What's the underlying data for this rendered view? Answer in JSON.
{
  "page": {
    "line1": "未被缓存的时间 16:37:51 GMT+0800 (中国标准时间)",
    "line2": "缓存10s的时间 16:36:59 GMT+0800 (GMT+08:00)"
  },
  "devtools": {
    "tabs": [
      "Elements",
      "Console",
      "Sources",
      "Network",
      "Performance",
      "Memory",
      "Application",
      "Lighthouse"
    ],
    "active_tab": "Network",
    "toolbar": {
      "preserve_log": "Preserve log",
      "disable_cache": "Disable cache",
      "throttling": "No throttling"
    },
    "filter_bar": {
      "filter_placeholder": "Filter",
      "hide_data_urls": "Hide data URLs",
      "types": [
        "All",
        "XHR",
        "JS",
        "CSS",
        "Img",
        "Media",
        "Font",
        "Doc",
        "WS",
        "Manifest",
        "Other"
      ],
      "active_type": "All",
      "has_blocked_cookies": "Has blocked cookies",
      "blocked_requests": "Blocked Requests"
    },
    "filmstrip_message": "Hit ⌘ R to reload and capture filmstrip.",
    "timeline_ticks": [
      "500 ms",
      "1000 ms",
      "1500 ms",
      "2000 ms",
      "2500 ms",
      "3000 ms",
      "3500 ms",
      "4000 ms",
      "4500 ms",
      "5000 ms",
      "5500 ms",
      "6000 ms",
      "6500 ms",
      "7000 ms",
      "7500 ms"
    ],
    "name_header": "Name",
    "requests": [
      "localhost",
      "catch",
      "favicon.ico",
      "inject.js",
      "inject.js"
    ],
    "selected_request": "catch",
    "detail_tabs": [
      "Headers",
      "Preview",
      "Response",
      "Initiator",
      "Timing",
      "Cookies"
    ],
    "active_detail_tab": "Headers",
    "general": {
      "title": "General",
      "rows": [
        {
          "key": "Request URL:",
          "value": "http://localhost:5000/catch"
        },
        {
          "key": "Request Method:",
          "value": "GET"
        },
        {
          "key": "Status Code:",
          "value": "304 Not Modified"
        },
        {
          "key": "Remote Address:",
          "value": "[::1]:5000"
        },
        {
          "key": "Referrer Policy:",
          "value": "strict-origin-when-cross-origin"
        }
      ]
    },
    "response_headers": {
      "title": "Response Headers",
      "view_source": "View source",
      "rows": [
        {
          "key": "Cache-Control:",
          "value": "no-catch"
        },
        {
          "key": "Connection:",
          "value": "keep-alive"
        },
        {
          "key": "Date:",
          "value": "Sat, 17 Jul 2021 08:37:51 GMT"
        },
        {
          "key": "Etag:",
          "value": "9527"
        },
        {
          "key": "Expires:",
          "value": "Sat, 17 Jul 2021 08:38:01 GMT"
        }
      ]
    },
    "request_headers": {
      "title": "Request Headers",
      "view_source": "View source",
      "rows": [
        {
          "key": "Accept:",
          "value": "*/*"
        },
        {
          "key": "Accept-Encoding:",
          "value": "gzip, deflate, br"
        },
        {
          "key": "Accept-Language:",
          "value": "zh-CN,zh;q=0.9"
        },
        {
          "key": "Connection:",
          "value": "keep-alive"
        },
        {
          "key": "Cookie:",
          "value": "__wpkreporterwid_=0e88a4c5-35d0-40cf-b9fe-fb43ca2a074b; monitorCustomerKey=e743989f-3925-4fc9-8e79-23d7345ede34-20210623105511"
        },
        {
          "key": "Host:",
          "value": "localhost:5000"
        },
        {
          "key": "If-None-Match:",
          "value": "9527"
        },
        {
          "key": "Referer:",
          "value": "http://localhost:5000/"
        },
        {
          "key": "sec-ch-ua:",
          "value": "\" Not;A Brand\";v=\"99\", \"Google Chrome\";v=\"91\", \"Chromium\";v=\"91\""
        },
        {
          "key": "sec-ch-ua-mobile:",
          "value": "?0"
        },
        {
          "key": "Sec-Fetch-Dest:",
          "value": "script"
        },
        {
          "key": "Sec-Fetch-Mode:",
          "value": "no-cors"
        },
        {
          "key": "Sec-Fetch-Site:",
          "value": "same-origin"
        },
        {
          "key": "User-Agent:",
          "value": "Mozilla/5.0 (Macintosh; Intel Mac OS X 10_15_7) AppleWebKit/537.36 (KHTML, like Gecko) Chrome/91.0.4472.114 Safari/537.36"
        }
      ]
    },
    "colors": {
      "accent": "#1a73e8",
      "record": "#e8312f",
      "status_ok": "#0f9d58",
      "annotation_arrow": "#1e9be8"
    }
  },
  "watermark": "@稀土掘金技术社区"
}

**Exercise requirements:** Reproduce all of the data exactly as given.

**Task solution:**
What's the underlying data for this rendered view? Answer in JSON.
{
  "page": {
    "line1": "未被缓存的时间 16:37:51 GMT+0800 (中国标准时间)",
    "line2": "缓存10s的时间 16:36:59 GMT+0800 (GMT+08:00)"
  },
  "devtools": {
    "tabs": [
      "Elements",
      "Console",
      "Sources",
      "Network",
      "Performance",
      "Memory",
      "Application",
      "Lighthouse"
    ],
    "active_tab": "Network",
    "toolbar": {
      "preserve_log": "Preserve log",
      "disable_cache": "Disable cache",
      "throttling": "No throttling"
    },
    "filter_bar": {
      "filter_placeholder": "Filter",
      "hide_data_urls": "Hide data URLs",
      "types": [
        "All",
        "XHR",
        "JS",
        "CSS",
        "Img",
        "Media",
        "Font",
        "Doc",
        "WS",
        "Manifest",
        "Other"
      ],
      "active_type": "All",
      "has_blocked_cookies": "Has blocked cookies",
      "blocked_requests": "Blocked Requests"
    },
    "filmstrip_message": "Hit ⌘ R to reload and capture filmstrip.",
    "timeline_ticks": [
      "500 ms",
      "1000 ms",
      "1500 ms",
      "2000 ms",
      "2500 ms",
      "3000 ms",
      "3500 ms",
      "4000 ms",
      "4500 ms",
      "5000 ms",
      "5500 ms",
      "6000 ms",
      "6500 ms",
      "7000 ms",
      "7500 ms"
    ],
    "name_header": "Name",
    "requests": [
      "localhost",
      "catch",
      "favicon.ico",
      "inject.js",
      "inject.js"
    ],
    "selected_request": "catch",
    "detail_tabs": [
      "Headers",
      "Preview",
      "Response",
      "Initiator",
      "Timing",
      "Cookies"
    ],
    "active_detail_tab": "Headers",
    "general": {
      "title": "General",
      "rows": [
        {
          "key": "Request URL:",
          "value": "http://localhost:5000/catch"
        },
        {
          "key": "Request Method:",
          "value": "GET"
        },
        {
          "key": "Status Code:",
          "value": "304 Not Modified"
        },
        {
          "key": "Remote Address:",
          "value": "[::1]:5000"
        },
        {
          "key": "Referrer Policy:",
          "value": "strict-origin-when-cross-origin"
        }
      ]
    },
    "response_headers": {
      "title": "Response Headers",
      "view_source": "View source",
      "rows": [
        {
          "key": "Cache-Control:",
          "value": "no-catch"
        },
        {
          "key": "Connection:",
          "value": "keep-alive"
        },
        {
          "key": "Date:",
          "value": "Sat, 17 Jul 2021 08:37:51 GMT"
        },
        {
          "key": "Etag:",
          "value": "9527"
        },
        {
          "key": "Expires:",
          "value": "Sat, 17 Jul 2021 08:38:01 GMT"
        }
      ]
    },
    "request_headers": {
      "title": "Request Headers",
      "view_source": "View source",
      "rows": [
        {
          "key": "Accept:",
          "value": "*/*"
        },
        {
          "key": "Accept-Encoding:",
          "value": "gzip, deflate, br"
        },
        {
          "key": "Accept-Language:",
          "value": "zh-CN,zh;q=0.9"
        },
        {
          "key": "Connection:",
          "value": "keep-alive"
        },
        {
          "key": "Cookie:",
          "value": "__wpkreporterwid_=0e88a4c5-35d0-40cf-b9fe-fb43ca2a074b; monitorCustomerKey=e743989f-3925-4fc9-8e79-23d7345ede34-20210623105511"
        },
        {
          "key": "Host:",
          "value": "localhost:5000"
        },
        {
          "key": "If-None-Match:",
          "value": "9527"
        },
        {
          "key": "Referer:",
          "value": "http://localhost:5000/"
        },
        {
          "key": "sec-ch-ua:",
          "value": "\" Not;A Brand\";v=\"99\", \"Google Chrome\";v=\"91\", \"Chromium\";v=\"91\""
        },
        {
          "key": "sec-ch-ua-mobile:",
          "value": "?0"
        },
        {
          "key": "Sec-Fetch-Dest:",
          "value": "script"
        },
        {
          "key": "Sec-Fetch-Mode:",
          "value": "no-cors"
        },
        {
          "key": "Sec-Fetch-Site:",
          "value": "same-origin"
        },
        {
          "key": "User-Agent:",
          "value": "Mozilla/5.0 (Macintosh; Intel Mac OS X 10_15_7) AppleWebKit/537.36 (KHTML, like Gecko) Chrome/91.0.4472.114 Safari/537.36"
        }
      ]
    },
    "colors": {
      "accent": "#1a73e8",
      "record": "#e8312f",
      "status_ok": "#0f9d58",
      "annotation_arrow": "#1e9be8"
    }
  },
  "watermark": "@稀土掘金技术社区"
}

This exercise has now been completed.